Figure data in JSON:
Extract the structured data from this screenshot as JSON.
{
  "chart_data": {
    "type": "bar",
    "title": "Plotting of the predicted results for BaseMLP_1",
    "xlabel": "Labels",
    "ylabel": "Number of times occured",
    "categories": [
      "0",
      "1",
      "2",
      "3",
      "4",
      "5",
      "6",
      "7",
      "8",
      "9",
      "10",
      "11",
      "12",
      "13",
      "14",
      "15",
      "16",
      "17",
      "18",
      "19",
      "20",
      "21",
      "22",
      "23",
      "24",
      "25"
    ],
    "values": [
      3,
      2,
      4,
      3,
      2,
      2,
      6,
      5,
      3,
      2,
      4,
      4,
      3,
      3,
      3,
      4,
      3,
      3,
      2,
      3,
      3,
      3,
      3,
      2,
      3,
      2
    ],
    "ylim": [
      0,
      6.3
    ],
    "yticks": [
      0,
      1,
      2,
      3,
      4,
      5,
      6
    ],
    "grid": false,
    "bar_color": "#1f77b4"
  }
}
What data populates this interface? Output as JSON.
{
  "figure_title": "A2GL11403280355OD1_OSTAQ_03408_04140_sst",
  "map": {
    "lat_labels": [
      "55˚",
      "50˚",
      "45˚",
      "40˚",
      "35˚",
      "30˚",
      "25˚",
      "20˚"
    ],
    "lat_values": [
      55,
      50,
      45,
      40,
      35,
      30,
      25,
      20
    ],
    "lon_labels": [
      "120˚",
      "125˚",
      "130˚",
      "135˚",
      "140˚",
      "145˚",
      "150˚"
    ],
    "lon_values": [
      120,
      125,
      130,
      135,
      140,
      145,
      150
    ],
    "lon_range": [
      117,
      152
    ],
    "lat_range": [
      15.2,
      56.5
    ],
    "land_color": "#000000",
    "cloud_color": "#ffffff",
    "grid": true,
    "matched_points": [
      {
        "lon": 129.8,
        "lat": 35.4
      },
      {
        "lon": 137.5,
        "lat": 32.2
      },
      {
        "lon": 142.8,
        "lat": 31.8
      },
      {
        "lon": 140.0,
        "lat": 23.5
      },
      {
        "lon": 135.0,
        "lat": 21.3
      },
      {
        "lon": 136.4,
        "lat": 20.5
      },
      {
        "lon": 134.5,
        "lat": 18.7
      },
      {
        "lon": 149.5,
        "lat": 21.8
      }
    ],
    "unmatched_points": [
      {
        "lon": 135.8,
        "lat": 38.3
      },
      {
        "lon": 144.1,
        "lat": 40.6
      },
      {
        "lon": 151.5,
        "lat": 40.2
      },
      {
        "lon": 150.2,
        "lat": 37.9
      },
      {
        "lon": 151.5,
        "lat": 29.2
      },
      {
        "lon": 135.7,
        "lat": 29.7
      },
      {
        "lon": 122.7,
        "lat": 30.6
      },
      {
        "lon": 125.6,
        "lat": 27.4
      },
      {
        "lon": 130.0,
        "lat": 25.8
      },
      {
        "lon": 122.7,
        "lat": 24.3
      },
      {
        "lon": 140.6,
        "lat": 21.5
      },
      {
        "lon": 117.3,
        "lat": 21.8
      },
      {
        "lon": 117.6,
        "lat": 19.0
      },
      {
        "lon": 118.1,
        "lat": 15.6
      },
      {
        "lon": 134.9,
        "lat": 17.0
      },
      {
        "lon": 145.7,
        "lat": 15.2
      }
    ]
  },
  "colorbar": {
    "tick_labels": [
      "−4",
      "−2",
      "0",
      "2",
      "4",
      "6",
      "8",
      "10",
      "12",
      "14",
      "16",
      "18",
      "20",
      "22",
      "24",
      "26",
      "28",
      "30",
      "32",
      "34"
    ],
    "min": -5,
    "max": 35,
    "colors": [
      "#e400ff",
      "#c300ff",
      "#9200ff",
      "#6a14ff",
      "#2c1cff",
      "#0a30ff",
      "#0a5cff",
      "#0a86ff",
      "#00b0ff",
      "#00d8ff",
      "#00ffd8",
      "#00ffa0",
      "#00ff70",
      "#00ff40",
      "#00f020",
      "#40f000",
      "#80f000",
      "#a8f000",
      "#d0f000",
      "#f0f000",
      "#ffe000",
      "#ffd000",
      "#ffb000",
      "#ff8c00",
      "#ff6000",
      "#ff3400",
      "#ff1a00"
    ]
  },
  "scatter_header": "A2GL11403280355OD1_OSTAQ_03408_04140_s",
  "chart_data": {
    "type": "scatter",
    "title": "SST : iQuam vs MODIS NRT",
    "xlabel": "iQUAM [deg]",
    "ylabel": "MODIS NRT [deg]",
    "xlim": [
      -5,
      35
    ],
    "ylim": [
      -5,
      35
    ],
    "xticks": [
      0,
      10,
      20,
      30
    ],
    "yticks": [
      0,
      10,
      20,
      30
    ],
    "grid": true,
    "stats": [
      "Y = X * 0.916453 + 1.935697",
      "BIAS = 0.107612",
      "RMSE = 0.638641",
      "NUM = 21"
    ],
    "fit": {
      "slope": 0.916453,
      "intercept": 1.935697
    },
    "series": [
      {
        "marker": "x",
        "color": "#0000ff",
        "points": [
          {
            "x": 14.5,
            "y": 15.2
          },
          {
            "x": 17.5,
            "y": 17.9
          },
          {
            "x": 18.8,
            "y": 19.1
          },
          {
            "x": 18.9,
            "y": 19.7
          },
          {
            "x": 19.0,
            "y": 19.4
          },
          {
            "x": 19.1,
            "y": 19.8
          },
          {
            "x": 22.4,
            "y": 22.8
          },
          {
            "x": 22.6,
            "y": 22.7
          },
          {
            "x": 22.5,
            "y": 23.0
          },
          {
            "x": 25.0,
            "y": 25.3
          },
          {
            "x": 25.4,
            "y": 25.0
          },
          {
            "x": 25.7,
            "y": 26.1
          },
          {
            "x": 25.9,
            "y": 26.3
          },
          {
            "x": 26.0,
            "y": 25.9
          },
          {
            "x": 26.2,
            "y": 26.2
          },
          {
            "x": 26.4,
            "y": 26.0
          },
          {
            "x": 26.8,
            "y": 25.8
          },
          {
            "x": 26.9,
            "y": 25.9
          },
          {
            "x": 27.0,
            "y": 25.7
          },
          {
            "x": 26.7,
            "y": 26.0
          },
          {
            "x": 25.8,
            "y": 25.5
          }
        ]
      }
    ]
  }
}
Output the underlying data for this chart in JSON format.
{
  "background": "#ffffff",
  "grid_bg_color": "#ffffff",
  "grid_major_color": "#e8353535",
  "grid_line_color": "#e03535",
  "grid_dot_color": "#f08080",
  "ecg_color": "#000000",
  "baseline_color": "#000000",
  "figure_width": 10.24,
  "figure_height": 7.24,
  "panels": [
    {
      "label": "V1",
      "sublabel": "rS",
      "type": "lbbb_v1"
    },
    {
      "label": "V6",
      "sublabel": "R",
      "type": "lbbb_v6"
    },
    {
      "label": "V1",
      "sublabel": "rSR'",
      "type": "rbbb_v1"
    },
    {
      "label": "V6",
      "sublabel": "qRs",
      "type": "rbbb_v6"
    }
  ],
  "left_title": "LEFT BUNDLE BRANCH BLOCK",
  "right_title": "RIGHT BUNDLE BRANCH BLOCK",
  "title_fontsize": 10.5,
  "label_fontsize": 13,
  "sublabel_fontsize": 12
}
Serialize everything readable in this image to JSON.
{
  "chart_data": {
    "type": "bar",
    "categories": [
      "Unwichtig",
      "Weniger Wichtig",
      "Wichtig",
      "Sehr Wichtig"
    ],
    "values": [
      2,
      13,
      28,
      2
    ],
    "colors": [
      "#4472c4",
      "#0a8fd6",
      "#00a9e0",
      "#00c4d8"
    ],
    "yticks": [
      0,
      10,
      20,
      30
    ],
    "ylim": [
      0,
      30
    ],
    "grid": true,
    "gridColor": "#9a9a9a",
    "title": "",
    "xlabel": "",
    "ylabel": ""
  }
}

**Task details:** Copy all the lines, exactly.

**Output:**
Extract the structured data from this screenshot as JSON.
{
  "chart_data": {
    "type": "bar",
    "title": "Plotting of the predicted results for BaseMLP_1",
    "xlabel": "Labels",
    "ylabel": "Number of times occured",
    "categories": [
      "0",
      "1",
      "2",
      "3",
      "4",
      "5",
      "6",
      "7",
      "8",
      "9",
      "10",
      "11",
      "12",
      "13",
      "14",
      "15",
      "16",
      "17",
      "18",
      "19",
      "20",
      "21",
      "22",
      "23",
      "24",
      "25"
    ],
    "values": [
      3,
      2,
      4,
      3,
      2,
      2,
      6,
      5,
      3,
      2,
      4,
      4,
      3,
      3,
      3,
      4,
      3,
      3,
      2,
      3,
      3,
      3,
      3,
      2,
      3,
      2
    ],
    "ylim": [
      0,
      6.3
    ],
    "yticks": [
      0,
      1,
      2,
      3,
      4,
      5,
      6
    ],
    "grid": false,
    "bar_color": "#1f77b4"
  }
}
What data populates this interface? Output as JSON.
{
  "figure_title": "A2GL11403280355OD1_OSTAQ_03408_04140_sst",
  "map": {
    "lat_labels": [
      "55˚",
      "50˚",
      "45˚",
      "40˚",
      "35˚",
      "30˚",
      "25˚",
      "20˚"
    ],
    "lat_values": [
      55,
      50,
      45,
      40,
      35,
      30,
      25,
      20
    ],
    "lon_labels": [
      "120˚",
      "125˚",
      "130˚",
      "135˚",
      "140˚",
      "145˚",
      "150˚"
    ],
    "lon_values": [
      120,
      125,
      130,
      135,
      140,
      145,
      150
    ],
    "lon_range": [
      117,
      152
    ],
    "lat_range": [
      15.2,
      56.5
    ],
    "land_color": "#000000",
    "cloud_color": "#ffffff",
    "grid": true,
    "matched_points": [
      {
        "lon": 129.8,
        "lat": 35.4
      },
      {
        "lon": 137.5,
        "lat": 32.2
      },
      {
        "lon": 142.8,
        "lat": 31.8
      },
      {
        "lon": 140.0,
        "lat": 23.5
      },
      {
        "lon": 135.0,
        "lat": 21.3
      },
      {
        "lon": 136.4,
        "lat": 20.5
      },
      {
        "lon": 134.5,
        "lat": 18.7
      },
      {
        "lon": 149.5,
        "lat": 21.8
      }
    ],
    "unmatched_points": [
      {
        "lon": 135.8,
        "lat": 38.3
      },
      {
        "lon": 144.1,
        "lat": 40.6
      },
      {
        "lon": 151.5,
        "lat": 40.2
      },
      {
        "lon": 150.2,
        "lat": 37.9
      },
      {
        "lon": 151.5,
        "lat": 29.2
      },
      {
        "lon": 135.7,
        "lat": 29.7
      },
      {
        "lon": 122.7,
        "lat": 30.6
      },
      {
        "lon": 125.6,
        "lat": 27.4
      },
      {
        "lon": 130.0,
        "lat": 25.8
      },
      {
        "lon": 122.7,
        "lat": 24.3
      },
      {
        "lon": 140.6,
        "lat": 21.5
      },
      {
        "lon": 117.3,
        "lat": 21.8
      },
      {
        "lon": 117.6,
        "lat": 19.0
      },
      {
        "lon": 118.1,
        "lat": 15.6
      },
      {
        "lon": 134.9,
        "lat": 17.0
      },
      {
        "lon": 145.7,
        "lat": 15.2
      }
    ]
  },
  "colorbar": {
    "tick_labels": [
      "−4",
      "−2",
      "0",
      "2",
      "4",
      "6",
      "8",
      "10",
      "12",
      "14",
      "16",
      "18",
      "20",
      "22",
      "24",
      "26",
      "28",
      "30",
      "32",
      "34"
    ],
    "min": -5,
    "max": 35,
    "colors": [
      "#e400ff",
      "#c300ff",
      "#9200ff",
      "#6a14ff",
      "#2c1cff",
      "#0a30ff",
      "#0a5cff",
      "#0a86ff",
      "#00b0ff",
      "#00d8ff",
      "#00ffd8",
      "#00ffa0",
      "#00ff70",
      "#00ff40",
      "#00f020",
      "#40f000",
      "#80f000",
      "#a8f000",
      "#d0f000",
      "#f0f000",
      "#ffe000",
      "#ffd000",
      "#ffb000",
      "#ff8c00",
      "#ff6000",
      "#ff3400",
      "#ff1a00"
    ]
  },
  "scatter_header": "A2GL11403280355OD1_OSTAQ_03408_04140_s",
  "chart_data": {
    "type": "scatter",
    "title": "SST : iQuam vs MODIS NRT",
    "xlabel": "iQUAM [deg]",
    "ylabel": "MODIS NRT [deg]",
    "xlim": [
      -5,
      35
    ],
    "ylim": [
      -5,
      35
    ],
    "xticks": [
      0,
      10,
      20,
      30
    ],
    "yticks": [
      0,
      10,
      20,
      30
    ],
    "grid": true,
    "stats": [
      "Y = X * 0.916453 + 1.935697",
      "BIAS = 0.107612",
      "RMSE = 0.638641",
      "NUM = 21"
    ],
    "fit": {
      "slope": 0.916453,
      "intercept": 1.935697
    },
    "series": [
      {
        "marker": "x",
        "color": "#0000ff",
        "points": [
          {
            "x": 14.5,
            "y": 15.2
          },
          {
            "x": 17.5,
            "y": 17.9
          },
          {
            "x": 18.8,
            "y": 19.1
          },
          {
            "x": 18.9,
            "y": 19.7
          },
          {
            "x": 19.0,
            "y": 19.4
          },
          {
            "x": 19.1,
            "y": 19.8
          },
          {
            "x": 22.4,
            "y": 22.8
          },
          {
            "x": 22.6,
            "y": 22.7
          },
          {
            "x": 22.5,
            "y": 23.0
          },
          {
            "x": 25.0,
            "y": 25.3
          },
          {
            "x": 25.4,
            "y": 25.0
          },
          {
            "x": 25.7,
            "y": 26.1
          },
          {
            "x": 25.9,
            "y": 26.3
          },
          {
            "x": 26.0,
            "y": 25.9
          },
          {
            "x": 26.2,
            "y": 26.2
          },
          {
            "x": 26.4,
            "y": 26.0
          },
          {
            "x": 26.8,
            "y": 25.8
          },
          {
            "x": 26.9,
            "y": 25.9
          },
          {
            "x": 27.0,
            "y": 25.7
          },
          {
            "x": 26.7,
            "y": 26.0
          },
          {
            "x": 25.8,
            "y": 25.5
          }
        ]
      }
    ]
  }
}
Output the underlying data for this chart in JSON format.
{
  "background": "#ffffff",
  "grid_bg_color": "#ffffff",
  "grid_major_color": "#e8353535",
  "grid_line_color": "#e03535",
  "grid_dot_color": "#f08080",
  "ecg_color": "#000000",
  "baseline_color": "#000000",
  "figure_width": 10.24,
  "figure_height": 7.24,
  "panels": [
    {
      "label": "V1",
      "sublabel": "rS",
      "type": "lbbb_v1"
    },
    {
      "label": "V6",
      "sublabel": "R",
      "type": "lbbb_v6"
    },
    {
      "label": "V1",
      "sublabel": "rSR'",
      "type": "rbbb_v1"
    },
    {
      "label": "V6",
      "sublabel": "qRs",
      "type": "rbbb_v6"
    }
  ],
  "left_title": "LEFT BUNDLE BRANCH BLOCK",
  "right_title": "RIGHT BUNDLE BRANCH BLOCK",
  "title_fontsize": 10.5,
  "label_fontsize": 13,
  "sublabel_fontsize": 12
}
Serialize everything readable in this image to JSON.
{
  "chart_data": {
    "type": "bar",
    "categories": [
      "Unwichtig",
      "Weniger Wichtig",
      "Wichtig",
      "Sehr Wichtig"
    ],
    "values": [
      2,
      13,
      28,
      2
    ],
    "colors": [
      "#4472c4",
      "#0a8fd6",
      "#00a9e0",
      "#00c4d8"
    ],
    "yticks": [
      0,
      10,
      20,
      30
    ],
    "ylim": [
      0,
      30
    ],
    "grid": true,
    "gridColor": "#9a9a9a",
    "title": "",
    "xlabel": "",
    "ylabel": ""
  }
}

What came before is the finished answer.